TEXT EXTRACT =
Last night, Booker announcement night, Manchester Literature Festival and Manchester University's Centre for New Writing held a very interesting panel discussion on the subject of Prize Culture, chaired by journalist Michael Taylor, and presenting some very different angles on the subject.
Manchester University literature lecturer Jerome de Groot opened, making it clear that he was approaching the matter as an academic and was interested in (if my notes have it right) 'conceptualising what the Booker Prize has achieved.' He referred to Richard Todd's 1996 study of the Booker, Consuming Fictions, which argues that the Booker and prize culture in general have created and sustained a market for literary fiction that it might otherwise not have received, that it has enfranchised audiences by taking judgement away from critics and academics and created a modern Booker canon. Though De Groot questioned this last point: how many people in the audience knew who won the first Booker in 1969? No one besides me put up their hand, and I only know because I've been thinking about these things and looking into them. (It was P H Newby for Something to Answer For - and no, I've not read it.) On the whole, though, De Groot was in agreement with Todd that prizes 'create a space for new negotiations of cultural worth'. He thought in addition that they give us an insight into publishing as an industry, allowing us to see the ways that cultural capital is peddled and the way books are sold to us. Above all, it allows us to reflect on what we have allowed publishing to become.

COMPLETE THE FOLLOWING =
1. State whether each statement agrees with the panel write-up, answering yes or no and quoting the deciding words: (a) Journalist Michael Taylor chaired the panel. (b) Several audience members knew who won the first Booker in 1969. (c) De Groot accepted Todd's claim that the Booker created a modern canon.
2. Duplicate the passage of the panel write-up from "Last night, Booker" up to and including "on the subject.".
The items after this point are separate material, apart from the panel write-up.

DATA RECORDS =

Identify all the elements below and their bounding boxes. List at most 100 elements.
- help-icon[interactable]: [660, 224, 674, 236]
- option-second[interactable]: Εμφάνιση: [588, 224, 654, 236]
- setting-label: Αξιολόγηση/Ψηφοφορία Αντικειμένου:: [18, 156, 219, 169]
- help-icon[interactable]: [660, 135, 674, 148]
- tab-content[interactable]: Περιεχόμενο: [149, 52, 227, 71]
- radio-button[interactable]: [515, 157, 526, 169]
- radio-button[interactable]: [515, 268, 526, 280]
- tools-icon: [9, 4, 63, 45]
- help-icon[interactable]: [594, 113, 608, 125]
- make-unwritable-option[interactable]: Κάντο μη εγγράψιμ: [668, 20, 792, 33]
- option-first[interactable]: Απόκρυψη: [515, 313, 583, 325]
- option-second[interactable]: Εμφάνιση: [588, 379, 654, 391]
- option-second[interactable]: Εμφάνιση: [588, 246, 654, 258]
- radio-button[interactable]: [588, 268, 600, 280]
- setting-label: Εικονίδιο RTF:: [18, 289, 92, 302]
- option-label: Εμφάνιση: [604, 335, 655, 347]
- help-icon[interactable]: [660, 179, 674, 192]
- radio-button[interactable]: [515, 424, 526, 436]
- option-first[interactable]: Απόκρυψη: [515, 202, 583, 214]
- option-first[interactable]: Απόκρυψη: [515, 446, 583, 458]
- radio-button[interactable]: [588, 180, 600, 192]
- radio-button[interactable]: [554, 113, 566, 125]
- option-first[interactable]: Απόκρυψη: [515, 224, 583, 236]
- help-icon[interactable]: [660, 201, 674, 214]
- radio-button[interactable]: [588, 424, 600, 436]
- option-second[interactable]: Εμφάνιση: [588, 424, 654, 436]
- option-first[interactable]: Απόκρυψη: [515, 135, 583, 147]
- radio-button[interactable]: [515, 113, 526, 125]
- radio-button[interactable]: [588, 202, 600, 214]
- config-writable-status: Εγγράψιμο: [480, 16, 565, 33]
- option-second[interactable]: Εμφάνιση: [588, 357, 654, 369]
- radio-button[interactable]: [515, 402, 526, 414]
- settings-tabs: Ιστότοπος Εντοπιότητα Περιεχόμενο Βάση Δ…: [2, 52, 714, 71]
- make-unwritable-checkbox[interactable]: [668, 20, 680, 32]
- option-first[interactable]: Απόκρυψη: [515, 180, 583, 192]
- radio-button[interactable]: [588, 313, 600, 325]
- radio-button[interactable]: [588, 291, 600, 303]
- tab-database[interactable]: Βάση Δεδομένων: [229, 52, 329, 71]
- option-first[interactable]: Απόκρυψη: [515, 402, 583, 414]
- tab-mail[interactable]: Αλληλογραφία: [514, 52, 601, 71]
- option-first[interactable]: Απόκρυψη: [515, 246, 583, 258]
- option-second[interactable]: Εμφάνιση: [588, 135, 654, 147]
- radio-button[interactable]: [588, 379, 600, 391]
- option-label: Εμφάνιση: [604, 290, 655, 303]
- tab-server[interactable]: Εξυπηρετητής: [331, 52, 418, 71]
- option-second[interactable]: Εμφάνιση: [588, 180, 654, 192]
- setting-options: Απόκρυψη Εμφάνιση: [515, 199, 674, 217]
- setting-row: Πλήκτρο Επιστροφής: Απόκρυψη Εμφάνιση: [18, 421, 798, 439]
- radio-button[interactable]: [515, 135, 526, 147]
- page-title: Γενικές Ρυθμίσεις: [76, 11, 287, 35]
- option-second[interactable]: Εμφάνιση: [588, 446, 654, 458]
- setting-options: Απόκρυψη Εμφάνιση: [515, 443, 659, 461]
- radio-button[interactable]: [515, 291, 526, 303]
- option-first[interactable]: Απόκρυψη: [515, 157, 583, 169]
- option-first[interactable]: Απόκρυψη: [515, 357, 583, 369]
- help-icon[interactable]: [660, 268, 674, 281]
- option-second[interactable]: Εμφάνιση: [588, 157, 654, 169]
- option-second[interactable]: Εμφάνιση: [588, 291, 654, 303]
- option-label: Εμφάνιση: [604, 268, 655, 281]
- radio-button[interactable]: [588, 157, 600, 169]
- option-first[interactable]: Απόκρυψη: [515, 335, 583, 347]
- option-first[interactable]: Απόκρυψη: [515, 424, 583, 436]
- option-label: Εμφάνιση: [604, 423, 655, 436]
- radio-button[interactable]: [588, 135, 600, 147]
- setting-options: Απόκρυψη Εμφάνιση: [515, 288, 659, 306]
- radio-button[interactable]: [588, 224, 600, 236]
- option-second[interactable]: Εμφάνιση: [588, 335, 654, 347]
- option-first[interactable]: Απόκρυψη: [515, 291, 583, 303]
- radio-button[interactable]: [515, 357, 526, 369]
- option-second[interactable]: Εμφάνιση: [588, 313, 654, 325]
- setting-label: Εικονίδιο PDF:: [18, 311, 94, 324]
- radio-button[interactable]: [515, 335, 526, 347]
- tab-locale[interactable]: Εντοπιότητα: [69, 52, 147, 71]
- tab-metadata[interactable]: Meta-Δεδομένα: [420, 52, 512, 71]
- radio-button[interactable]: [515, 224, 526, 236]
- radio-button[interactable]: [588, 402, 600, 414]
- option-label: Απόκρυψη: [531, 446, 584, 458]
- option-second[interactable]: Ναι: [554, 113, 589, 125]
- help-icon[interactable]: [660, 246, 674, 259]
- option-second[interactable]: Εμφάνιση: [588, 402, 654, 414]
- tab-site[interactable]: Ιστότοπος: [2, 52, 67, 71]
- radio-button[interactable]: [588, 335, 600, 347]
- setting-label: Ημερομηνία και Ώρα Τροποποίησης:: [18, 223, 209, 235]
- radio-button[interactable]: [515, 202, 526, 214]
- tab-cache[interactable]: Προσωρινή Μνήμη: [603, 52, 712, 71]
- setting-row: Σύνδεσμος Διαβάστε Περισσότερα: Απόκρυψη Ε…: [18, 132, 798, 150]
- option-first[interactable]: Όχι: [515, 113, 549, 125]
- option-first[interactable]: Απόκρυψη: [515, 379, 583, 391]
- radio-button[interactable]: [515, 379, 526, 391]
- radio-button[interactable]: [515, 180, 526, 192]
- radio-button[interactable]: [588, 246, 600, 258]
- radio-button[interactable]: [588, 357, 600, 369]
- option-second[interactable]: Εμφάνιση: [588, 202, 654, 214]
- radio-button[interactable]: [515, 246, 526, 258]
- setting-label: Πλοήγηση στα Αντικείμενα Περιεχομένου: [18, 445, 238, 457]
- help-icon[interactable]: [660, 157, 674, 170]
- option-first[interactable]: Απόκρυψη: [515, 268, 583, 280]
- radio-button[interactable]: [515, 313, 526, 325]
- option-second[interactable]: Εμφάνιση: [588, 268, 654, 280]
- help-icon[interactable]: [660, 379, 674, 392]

* * *

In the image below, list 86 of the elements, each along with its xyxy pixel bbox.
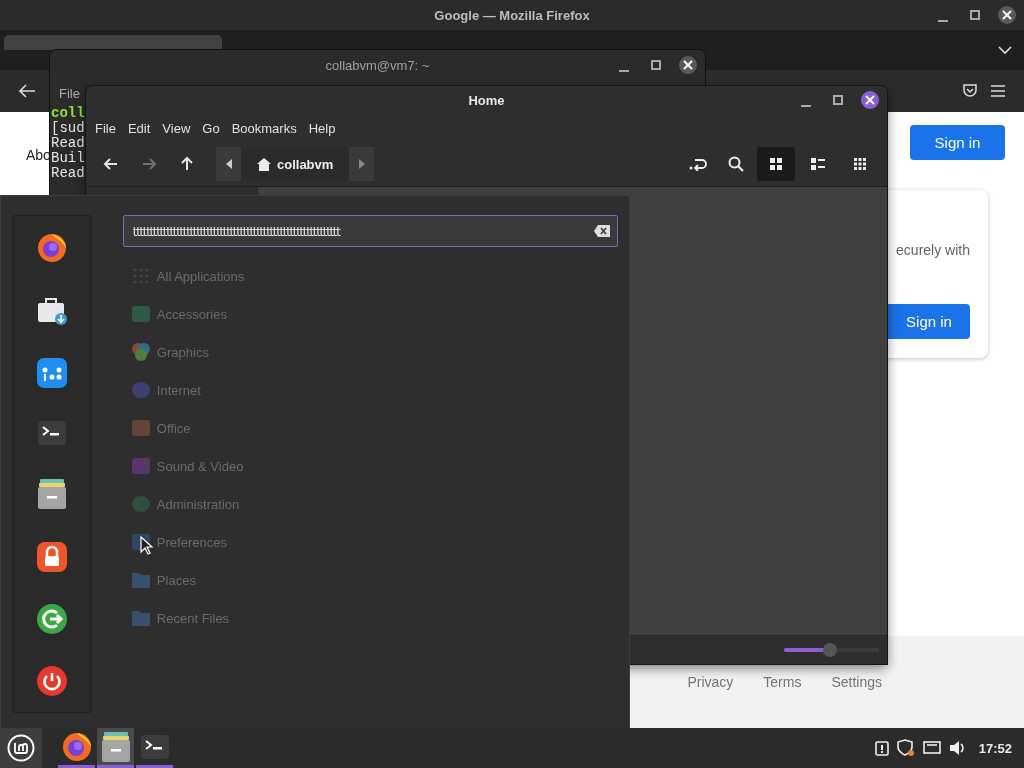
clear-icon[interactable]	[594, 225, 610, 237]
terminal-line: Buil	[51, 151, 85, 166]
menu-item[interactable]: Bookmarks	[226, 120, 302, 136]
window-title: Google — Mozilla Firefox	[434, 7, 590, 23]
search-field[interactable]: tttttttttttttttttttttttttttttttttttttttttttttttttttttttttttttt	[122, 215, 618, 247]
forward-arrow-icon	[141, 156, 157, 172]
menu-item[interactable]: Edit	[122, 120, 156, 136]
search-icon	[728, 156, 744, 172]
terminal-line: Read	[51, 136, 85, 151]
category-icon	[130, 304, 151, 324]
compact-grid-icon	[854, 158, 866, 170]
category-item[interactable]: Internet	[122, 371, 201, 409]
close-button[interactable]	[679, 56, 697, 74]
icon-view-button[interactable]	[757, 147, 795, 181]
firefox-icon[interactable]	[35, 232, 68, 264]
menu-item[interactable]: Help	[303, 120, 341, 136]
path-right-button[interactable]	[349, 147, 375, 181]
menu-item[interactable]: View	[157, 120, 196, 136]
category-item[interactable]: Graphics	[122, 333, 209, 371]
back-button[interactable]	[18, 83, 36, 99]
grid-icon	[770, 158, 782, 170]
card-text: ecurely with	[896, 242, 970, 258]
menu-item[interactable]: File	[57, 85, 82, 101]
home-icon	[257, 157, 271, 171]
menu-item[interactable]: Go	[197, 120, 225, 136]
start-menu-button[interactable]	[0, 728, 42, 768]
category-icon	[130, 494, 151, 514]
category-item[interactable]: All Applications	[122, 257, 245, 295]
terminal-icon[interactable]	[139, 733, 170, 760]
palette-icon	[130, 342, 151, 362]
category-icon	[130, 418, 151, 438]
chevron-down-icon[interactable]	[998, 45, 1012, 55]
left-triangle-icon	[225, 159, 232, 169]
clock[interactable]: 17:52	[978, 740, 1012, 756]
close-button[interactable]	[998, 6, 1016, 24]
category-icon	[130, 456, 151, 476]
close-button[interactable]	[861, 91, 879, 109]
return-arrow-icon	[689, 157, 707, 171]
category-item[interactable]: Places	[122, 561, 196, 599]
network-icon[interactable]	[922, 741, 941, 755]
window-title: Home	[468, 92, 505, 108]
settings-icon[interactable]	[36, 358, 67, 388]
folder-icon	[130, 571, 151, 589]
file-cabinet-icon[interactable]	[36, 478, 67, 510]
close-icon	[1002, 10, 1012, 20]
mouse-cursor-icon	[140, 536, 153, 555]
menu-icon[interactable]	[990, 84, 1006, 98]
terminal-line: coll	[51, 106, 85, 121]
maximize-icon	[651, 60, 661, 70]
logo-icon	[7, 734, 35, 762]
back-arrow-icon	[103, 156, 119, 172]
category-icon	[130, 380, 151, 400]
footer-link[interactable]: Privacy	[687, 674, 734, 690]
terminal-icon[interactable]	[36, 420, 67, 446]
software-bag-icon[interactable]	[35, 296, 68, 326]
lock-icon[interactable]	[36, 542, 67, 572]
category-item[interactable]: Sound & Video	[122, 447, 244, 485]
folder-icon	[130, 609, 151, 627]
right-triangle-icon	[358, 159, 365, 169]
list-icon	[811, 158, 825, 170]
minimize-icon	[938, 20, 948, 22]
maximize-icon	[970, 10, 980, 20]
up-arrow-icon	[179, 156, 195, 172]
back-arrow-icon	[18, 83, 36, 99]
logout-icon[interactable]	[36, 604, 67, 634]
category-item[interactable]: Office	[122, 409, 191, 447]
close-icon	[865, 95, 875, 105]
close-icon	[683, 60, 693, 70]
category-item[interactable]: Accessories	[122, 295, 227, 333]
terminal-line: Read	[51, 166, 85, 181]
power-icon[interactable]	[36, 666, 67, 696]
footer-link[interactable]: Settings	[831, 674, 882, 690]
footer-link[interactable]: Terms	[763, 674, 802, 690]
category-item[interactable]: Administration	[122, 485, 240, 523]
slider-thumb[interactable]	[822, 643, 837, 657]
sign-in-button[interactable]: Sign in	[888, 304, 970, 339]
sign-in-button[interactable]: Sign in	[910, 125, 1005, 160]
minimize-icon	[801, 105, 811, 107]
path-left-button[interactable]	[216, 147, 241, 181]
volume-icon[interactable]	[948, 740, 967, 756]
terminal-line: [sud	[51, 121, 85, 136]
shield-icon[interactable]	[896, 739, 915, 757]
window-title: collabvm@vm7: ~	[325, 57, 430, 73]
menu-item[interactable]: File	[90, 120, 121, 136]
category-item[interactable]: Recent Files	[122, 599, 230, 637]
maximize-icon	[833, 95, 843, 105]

RESPONSES PER TASK =
1.
(a) Yes: "chaired by journalist Michael Taylor"
(b) No: "No one besides me put up their hand"
(c) No: "Though De Groot questioned this last point"

2.
Last night, Booker announcement night, Manchester Literature Festival and Manchester University's Centre for New Writing held a very interesting panel discussion on the subject of Prize Culture, chaired by journalist Michael Taylor, and presenting some very different angles on the subject.